▸ DATA SHOWN
Start

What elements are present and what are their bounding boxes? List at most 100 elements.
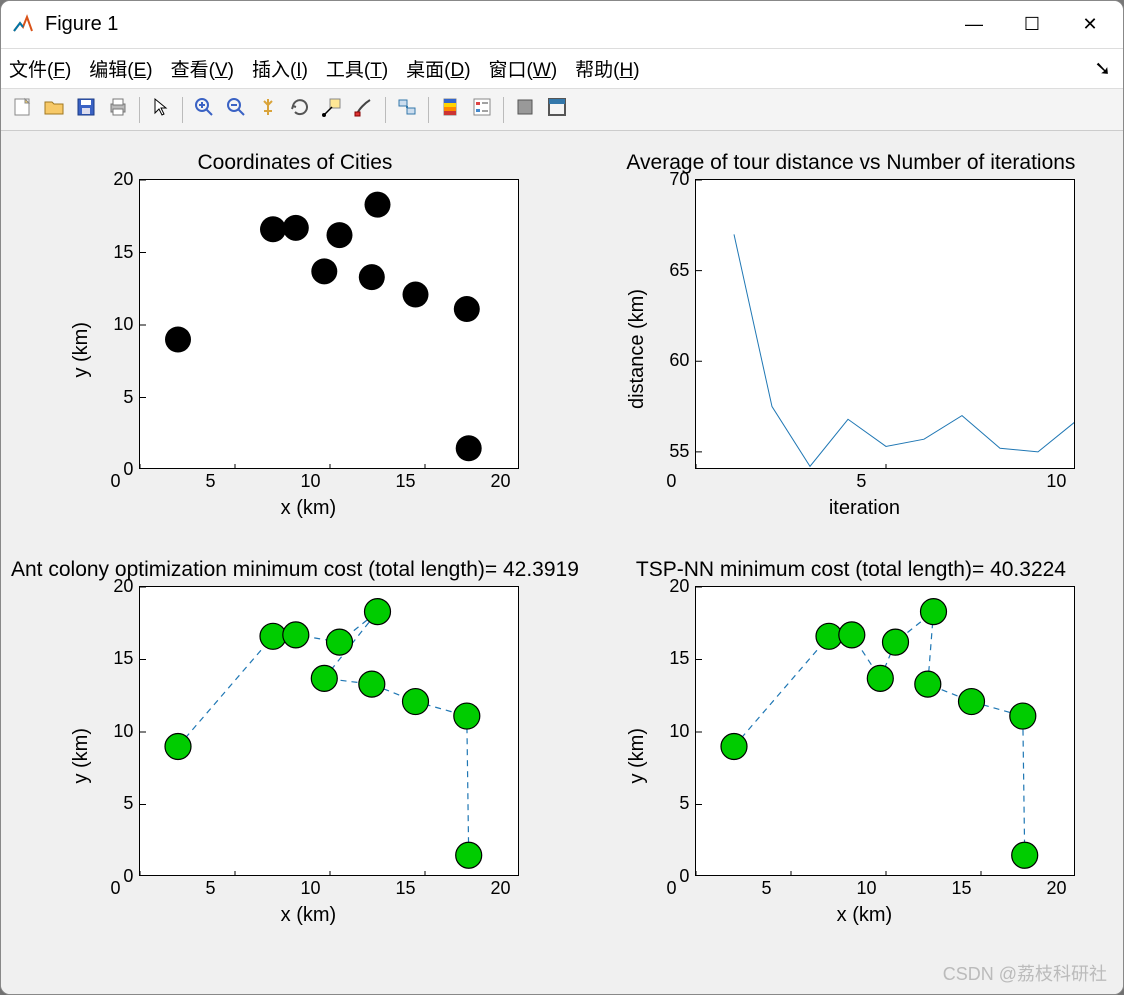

End
Start

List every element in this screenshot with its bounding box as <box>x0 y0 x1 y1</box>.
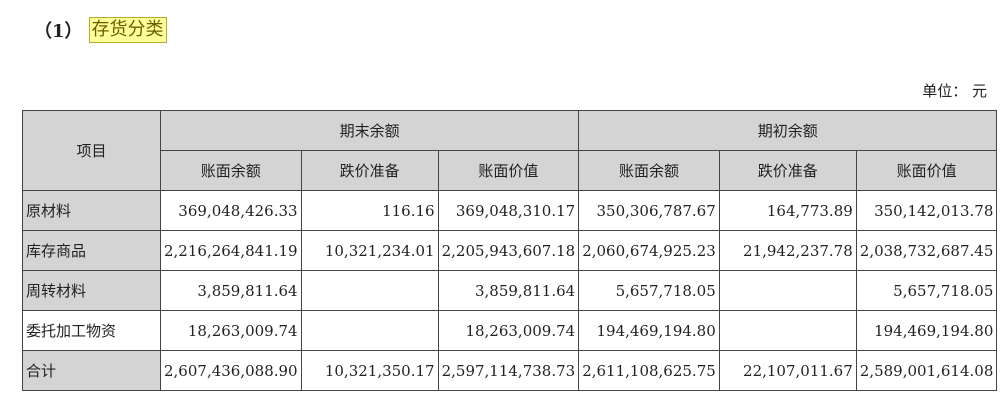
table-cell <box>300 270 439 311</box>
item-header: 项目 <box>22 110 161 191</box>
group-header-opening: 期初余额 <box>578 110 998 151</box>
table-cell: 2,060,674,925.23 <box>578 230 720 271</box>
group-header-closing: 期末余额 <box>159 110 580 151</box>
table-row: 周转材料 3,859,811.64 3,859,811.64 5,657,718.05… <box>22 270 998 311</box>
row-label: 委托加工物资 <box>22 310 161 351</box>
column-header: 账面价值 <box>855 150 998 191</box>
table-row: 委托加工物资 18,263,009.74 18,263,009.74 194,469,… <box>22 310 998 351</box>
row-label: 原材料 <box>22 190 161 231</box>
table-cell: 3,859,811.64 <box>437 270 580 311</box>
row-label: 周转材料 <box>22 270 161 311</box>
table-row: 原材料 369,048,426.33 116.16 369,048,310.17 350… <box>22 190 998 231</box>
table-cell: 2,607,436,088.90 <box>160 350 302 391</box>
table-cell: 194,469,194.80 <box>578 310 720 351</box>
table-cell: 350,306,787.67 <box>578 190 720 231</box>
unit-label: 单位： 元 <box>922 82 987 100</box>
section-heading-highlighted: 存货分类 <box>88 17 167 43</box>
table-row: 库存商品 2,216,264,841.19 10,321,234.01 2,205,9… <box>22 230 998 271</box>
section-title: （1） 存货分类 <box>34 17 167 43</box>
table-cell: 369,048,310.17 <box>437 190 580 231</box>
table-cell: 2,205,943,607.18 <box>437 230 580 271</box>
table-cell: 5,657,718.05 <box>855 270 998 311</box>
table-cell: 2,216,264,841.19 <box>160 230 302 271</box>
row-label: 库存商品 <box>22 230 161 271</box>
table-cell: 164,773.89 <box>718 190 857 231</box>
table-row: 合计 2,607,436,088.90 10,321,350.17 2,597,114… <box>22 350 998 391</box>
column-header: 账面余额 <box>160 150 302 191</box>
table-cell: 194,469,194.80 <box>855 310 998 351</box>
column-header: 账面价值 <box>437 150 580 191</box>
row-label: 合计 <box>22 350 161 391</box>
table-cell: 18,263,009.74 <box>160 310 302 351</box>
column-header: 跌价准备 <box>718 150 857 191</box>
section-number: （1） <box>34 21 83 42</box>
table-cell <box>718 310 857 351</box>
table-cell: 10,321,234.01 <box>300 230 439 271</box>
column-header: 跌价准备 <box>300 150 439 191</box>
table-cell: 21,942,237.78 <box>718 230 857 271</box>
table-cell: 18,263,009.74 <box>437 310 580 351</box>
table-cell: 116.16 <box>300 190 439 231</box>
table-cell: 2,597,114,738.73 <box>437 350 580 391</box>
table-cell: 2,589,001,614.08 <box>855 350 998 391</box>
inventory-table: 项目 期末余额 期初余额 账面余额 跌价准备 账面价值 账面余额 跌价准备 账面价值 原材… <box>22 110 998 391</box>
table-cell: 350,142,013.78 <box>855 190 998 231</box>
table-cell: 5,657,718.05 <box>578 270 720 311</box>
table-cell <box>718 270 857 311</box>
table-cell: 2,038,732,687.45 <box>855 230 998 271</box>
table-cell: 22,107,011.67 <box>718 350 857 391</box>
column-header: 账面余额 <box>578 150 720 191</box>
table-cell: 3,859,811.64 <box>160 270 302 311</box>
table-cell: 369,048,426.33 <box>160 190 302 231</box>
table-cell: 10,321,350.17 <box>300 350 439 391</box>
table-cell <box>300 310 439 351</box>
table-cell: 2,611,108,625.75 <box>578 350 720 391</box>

End
Start

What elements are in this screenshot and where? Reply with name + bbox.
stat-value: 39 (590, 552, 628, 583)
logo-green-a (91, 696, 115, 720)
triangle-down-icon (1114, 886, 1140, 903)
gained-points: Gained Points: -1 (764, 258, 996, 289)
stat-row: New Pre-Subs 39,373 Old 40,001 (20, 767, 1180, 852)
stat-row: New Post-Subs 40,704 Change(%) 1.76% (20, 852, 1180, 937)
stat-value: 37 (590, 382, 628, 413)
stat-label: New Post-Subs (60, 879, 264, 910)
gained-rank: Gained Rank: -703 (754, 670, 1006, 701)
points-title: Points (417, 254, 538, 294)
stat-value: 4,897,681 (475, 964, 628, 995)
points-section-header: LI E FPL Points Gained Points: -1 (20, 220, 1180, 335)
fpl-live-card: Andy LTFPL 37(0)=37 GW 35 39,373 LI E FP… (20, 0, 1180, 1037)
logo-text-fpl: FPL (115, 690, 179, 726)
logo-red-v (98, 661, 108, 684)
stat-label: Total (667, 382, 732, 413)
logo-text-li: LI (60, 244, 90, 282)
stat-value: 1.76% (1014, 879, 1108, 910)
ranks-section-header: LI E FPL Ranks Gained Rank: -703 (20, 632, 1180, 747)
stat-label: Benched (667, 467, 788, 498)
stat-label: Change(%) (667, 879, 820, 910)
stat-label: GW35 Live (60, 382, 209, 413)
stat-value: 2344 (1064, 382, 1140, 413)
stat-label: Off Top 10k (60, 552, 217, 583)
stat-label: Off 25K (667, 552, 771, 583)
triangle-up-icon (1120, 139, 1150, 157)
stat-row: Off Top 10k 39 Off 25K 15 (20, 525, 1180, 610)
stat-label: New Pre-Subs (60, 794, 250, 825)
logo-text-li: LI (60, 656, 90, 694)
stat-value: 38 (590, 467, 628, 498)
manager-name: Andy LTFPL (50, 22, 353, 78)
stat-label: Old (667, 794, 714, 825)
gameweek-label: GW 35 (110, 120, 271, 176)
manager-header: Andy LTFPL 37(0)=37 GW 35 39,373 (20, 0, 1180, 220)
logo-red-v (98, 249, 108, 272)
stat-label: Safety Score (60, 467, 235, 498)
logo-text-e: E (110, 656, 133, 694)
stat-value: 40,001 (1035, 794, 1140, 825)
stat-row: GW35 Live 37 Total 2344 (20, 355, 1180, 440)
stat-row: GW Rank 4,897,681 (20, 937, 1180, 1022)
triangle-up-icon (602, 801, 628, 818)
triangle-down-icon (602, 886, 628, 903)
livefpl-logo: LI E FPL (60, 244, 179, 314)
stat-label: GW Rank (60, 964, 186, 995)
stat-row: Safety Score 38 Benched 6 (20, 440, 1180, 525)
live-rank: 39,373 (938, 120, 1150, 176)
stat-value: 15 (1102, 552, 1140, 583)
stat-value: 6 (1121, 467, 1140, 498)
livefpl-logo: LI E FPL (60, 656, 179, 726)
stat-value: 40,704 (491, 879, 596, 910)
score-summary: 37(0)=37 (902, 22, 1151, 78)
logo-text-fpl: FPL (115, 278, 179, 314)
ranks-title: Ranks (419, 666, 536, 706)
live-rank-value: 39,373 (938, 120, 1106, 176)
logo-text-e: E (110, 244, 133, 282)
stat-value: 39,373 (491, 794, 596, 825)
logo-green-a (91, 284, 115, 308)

End

▸ EXERCISE DIRECTIONS
Retype the listing from the line containing "What elements are in" through the line containing "triangle-up-icon (602, 801, 628, 818)", including both of those lines.

▸ THE SOLUTION
What elements are in this screenshot and where? Reply with name + bbox.
stat-value: 39 (590, 552, 628, 583)
logo-green-a (91, 696, 115, 720)
triangle-down-icon (1114, 886, 1140, 903)
gained-points: Gained Points: -1 (764, 258, 996, 289)
stat-row: New Pre-Subs 39,373 Old 40,001 (20, 767, 1180, 852)
stat-row: New Post-Subs 40,704 Change(%) 1.76% (20, 852, 1180, 937)
stat-value: 37 (590, 382, 628, 413)
stat-label: New Post-Subs (60, 879, 264, 910)
gained-rank: Gained Rank: -703 (754, 670, 1006, 701)
points-title: Points (417, 254, 538, 294)
stat-value: 4,897,681 (475, 964, 628, 995)
points-section-header: LI E FPL Points Gained Points: -1 (20, 220, 1180, 335)
fpl-live-card: Andy LTFPL 37(0)=37 GW 35 39,373 LI E FP… (20, 0, 1180, 1037)
logo-text-fpl: FPL (115, 690, 179, 726)
logo-red-v (98, 661, 108, 684)
stat-label: Total (667, 382, 732, 413)
logo-text-li: LI (60, 244, 90, 282)
stat-value: 1.76% (1014, 879, 1108, 910)
ranks-section-header: LI E FPL Ranks Gained Rank: -703 (20, 632, 1180, 747)
stat-label: Benched (667, 467, 788, 498)
stat-label: Change(%) (667, 879, 820, 910)
stat-label: GW35 Live (60, 382, 209, 413)
stat-value: 2344 (1064, 382, 1140, 413)
stat-label: Off Top 10k (60, 552, 217, 583)
stat-label: Off 25K (667, 552, 771, 583)
triangle-up-icon (1120, 139, 1150, 157)
stat-row: Off Top 10k 39 Off 25K 15 (20, 525, 1180, 610)
stat-label: New Pre-Subs (60, 794, 250, 825)
logo-text-li: LI (60, 656, 90, 694)
stat-value: 38 (590, 467, 628, 498)
manager-name: Andy LTFPL (50, 22, 353, 78)
stat-label: Old (667, 794, 714, 825)
gameweek-label: GW 35 (110, 120, 271, 176)
manager-header: Andy LTFPL 37(0)=37 GW 35 39,373 (20, 0, 1180, 220)
logo-red-v (98, 249, 108, 272)
stat-label: Safety Score (60, 467, 235, 498)
logo-text-e: E (110, 656, 133, 694)
stat-value: 40,001 (1035, 794, 1140, 825)
stat-row: GW35 Live 37 Total 2344 (20, 355, 1180, 440)
stat-row: GW Rank 4,897,681 (20, 937, 1180, 1022)
triangle-up-icon (602, 801, 628, 818)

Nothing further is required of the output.